Document source
────────────────
Nebraska d’Alexander Payne

Affiche Nebraska Alexander PayneSeptuagénaire lunaire et abusant quelque peu de la bière, Woody Grant a reçu une publicité lui annonçant qu’il est l’heureux gagnant d’un million de dollars. Il décide alors de faire la route de Billings dans le Montana, où il habite, à Lincoln dans le Nebraska pour percevoir son chèque. Soit quelque 1500 kilomètres. Comme il ne peut plus conduire et que sa femme refuse de l’emmener, il part à pied. Son cadet, David, le rattrape à quelques encablures de sa maison et tente de le dissuader. Rien n’y fait. David décide alors d’emmener son père dans le Nebraska.

C’est un road-movie en noir et blanc que nous offre Alexander Payne. Un fils découvre son père, tout au long d’un trajet dont les paysages sont le plus souvent désertiques et grâce à une halte à Hawthorne, berceau de la famille paternelle, petite bourgade isolée qui semble figée dans le passé.

J’ai aimé ce film sensible qui s’attarde sur les relations père-fils, sur le dit et le non-dit, sur le brouhaha qu’il s’agit de créer pour éviter de parler de ce qui a été, sur l’identité de chacun d’entre nous, somme des aïeux qui nous ont précédés mais aussi réceptacle des joies et des peines de ceux qui nous ont donné la vie. Un film à la fois drôle et mélancolique, au rythme lent – à l’image du temps qu’il faut pour découvrir, comprendre et accepter – tout en subtilité.
────────────────
Consigne
Reproduisez le passage de la critique de Nebraska qui commence aux mots « Affiche Nebraska Alexander » et s'arrête après « dans le passé. ».

(Entrées de données enregistrées)
────────────────
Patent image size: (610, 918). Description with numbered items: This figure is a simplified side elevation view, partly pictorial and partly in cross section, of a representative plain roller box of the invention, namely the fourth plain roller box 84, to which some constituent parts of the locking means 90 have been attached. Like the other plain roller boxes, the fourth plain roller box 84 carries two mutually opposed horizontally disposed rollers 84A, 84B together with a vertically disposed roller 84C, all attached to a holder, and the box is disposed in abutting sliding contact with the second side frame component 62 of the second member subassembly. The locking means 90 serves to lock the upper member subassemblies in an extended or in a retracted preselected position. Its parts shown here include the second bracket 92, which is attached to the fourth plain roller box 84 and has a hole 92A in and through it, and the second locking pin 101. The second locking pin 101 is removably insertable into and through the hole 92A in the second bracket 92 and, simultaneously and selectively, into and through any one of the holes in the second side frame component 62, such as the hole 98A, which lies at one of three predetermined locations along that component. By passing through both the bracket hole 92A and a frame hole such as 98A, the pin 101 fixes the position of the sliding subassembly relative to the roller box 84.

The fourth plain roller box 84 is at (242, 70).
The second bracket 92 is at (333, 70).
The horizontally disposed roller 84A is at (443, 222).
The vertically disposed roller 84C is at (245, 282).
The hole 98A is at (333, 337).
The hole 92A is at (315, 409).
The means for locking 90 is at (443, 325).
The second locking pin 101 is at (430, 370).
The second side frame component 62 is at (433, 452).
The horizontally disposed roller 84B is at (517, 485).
────────────────
Solution
Affiche Nebraska Alexander PayneSeptuagénaire lunaire et abusant quelque peu de la bière, Woody Grant a reçu une publicité lui annonçant qu’il est l’heureux gagnant d’un million de dollars. Il décide alors de faire la route de Billings dans le Montana, où il habite, à Lincoln dans le Nebraska pour percevoir son chèque. Soit quelque 1500 kilomètres. Comme il ne peut plus conduire et que sa femme refuse de l’emmener, il part à pied. Son cadet, David, le rattrape à quelques encablures de sa maison et tente de le dissuader. Rien n’y fait. David décide alors d’emmener son père dans le Nebraska.

C’est un road-movie en noir et blanc que nous offre Alexander Payne. Un fils découvre son père, tout au long d’un trajet dont les paysages sont le plus souvent désertiques et grâce à une halte à Hawthorne, berceau de la famille paternelle, petite bourgade isolée qui semble figée dans le passé.